Instruction → Read through the records below and copy each line that uses the word "сетки".

Material for the task →
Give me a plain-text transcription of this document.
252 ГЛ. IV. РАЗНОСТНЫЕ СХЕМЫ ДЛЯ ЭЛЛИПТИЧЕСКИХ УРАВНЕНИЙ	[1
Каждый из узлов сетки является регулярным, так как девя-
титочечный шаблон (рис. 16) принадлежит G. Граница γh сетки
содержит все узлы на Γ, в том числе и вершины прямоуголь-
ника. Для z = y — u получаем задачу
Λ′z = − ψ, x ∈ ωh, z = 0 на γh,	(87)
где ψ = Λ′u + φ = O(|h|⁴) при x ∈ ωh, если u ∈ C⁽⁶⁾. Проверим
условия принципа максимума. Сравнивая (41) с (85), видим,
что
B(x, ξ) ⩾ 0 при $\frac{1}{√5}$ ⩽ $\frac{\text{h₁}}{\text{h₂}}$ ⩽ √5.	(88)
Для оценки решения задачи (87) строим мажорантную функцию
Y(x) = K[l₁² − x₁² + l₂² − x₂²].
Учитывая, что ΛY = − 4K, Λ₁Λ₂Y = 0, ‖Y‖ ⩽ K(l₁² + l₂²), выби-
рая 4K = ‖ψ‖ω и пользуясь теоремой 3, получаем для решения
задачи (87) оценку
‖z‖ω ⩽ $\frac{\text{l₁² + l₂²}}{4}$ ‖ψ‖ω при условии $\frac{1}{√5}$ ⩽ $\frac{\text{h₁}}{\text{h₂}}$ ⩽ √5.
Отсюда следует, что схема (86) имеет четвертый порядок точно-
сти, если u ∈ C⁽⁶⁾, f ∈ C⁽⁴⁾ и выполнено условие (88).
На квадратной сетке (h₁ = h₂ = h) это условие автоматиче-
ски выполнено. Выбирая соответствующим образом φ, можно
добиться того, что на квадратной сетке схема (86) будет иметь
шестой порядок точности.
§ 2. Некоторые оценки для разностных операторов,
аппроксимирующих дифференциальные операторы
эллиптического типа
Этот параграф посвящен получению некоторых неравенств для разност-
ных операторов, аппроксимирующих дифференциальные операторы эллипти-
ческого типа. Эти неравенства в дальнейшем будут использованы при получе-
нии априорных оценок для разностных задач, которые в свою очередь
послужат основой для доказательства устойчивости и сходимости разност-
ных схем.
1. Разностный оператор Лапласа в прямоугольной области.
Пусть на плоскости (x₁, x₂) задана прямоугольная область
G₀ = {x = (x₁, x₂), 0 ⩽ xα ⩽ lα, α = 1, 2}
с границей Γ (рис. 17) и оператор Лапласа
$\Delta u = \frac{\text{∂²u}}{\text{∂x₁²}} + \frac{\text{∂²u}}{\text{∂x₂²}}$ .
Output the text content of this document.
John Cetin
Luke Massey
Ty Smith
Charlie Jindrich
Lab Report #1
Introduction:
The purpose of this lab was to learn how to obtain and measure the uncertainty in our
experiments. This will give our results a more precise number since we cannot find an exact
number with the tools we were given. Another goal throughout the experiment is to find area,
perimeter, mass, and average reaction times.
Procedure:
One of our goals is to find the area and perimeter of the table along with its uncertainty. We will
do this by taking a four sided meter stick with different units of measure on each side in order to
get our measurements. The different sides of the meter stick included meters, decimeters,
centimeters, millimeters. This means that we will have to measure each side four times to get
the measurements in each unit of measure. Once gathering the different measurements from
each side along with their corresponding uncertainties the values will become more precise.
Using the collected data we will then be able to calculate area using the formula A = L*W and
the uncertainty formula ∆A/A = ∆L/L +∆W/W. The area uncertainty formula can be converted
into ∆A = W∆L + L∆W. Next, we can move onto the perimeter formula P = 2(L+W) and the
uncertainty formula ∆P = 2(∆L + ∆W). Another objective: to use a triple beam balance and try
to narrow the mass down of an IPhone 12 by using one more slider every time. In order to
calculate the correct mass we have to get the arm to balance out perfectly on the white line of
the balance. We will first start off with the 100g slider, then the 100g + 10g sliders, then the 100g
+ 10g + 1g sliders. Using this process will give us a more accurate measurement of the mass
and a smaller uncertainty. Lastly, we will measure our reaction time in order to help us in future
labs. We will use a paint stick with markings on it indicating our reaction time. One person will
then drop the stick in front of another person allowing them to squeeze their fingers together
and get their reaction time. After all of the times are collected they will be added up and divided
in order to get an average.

Correct result →
Каждый из узлов сетки является регулярным, так как девя-
титочечный шаблон (рис. 16) принадлежит G. Граница γh сетки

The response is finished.